▸ Exercise prompt
Look through the entries below. Report each line that has the word "time" in it.

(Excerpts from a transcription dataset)
=====
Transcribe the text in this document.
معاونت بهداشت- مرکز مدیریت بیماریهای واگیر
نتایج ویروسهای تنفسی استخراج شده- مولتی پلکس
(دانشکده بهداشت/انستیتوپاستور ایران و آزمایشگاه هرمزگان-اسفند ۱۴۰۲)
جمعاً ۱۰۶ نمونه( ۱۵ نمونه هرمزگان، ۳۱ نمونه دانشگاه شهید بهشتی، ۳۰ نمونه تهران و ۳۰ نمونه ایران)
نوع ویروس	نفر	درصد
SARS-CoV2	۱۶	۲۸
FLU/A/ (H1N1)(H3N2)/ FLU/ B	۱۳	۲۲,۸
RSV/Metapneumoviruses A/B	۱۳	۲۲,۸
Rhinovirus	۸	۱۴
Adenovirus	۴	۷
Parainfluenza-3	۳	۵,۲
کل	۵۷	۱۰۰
=====
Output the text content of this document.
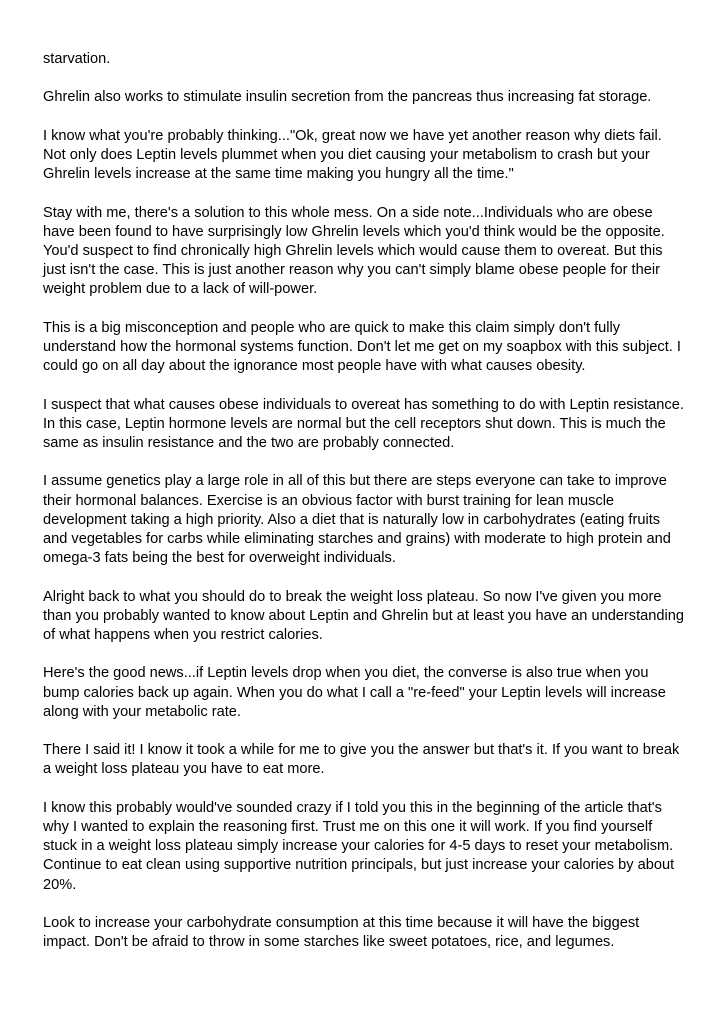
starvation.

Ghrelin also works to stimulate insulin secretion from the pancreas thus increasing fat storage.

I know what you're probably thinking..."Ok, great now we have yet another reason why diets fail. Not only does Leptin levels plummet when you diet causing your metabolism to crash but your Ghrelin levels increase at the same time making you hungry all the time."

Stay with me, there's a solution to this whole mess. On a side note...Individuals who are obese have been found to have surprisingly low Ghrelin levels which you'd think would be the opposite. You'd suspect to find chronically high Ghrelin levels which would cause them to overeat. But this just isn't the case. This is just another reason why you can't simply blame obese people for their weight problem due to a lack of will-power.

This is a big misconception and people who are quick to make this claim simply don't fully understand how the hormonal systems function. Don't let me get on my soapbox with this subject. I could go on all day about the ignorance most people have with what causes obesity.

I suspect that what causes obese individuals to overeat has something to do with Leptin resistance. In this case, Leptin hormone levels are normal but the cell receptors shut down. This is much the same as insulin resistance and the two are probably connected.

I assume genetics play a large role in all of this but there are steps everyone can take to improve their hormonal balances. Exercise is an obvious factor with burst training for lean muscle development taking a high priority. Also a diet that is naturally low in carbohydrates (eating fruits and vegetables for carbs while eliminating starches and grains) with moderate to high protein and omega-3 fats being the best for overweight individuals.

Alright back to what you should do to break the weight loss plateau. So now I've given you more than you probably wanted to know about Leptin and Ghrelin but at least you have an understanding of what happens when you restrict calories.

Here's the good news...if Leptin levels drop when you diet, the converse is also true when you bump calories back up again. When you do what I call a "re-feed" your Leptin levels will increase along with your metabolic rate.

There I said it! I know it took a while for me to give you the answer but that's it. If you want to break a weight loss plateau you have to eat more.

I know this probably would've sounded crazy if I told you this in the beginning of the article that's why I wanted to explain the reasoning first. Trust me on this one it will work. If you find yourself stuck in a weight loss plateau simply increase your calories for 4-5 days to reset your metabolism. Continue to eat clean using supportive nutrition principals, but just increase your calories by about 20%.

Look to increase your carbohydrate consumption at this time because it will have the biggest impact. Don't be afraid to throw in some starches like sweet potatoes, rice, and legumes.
=====
▸ Response to the task
I know what you're probably thinking..."Ok, great now we have yet another reason why diets fail. Not only does Leptin levels plummet when you diet causing your metabolism to crash but your Ghrelin levels increase at the same time making you hungry all the time."
Look to increase your carbohydrate consumption at this time because it will have the biggest impact. Don't be afraid to throw in some starches like sweet potatoes, rice, and legumes.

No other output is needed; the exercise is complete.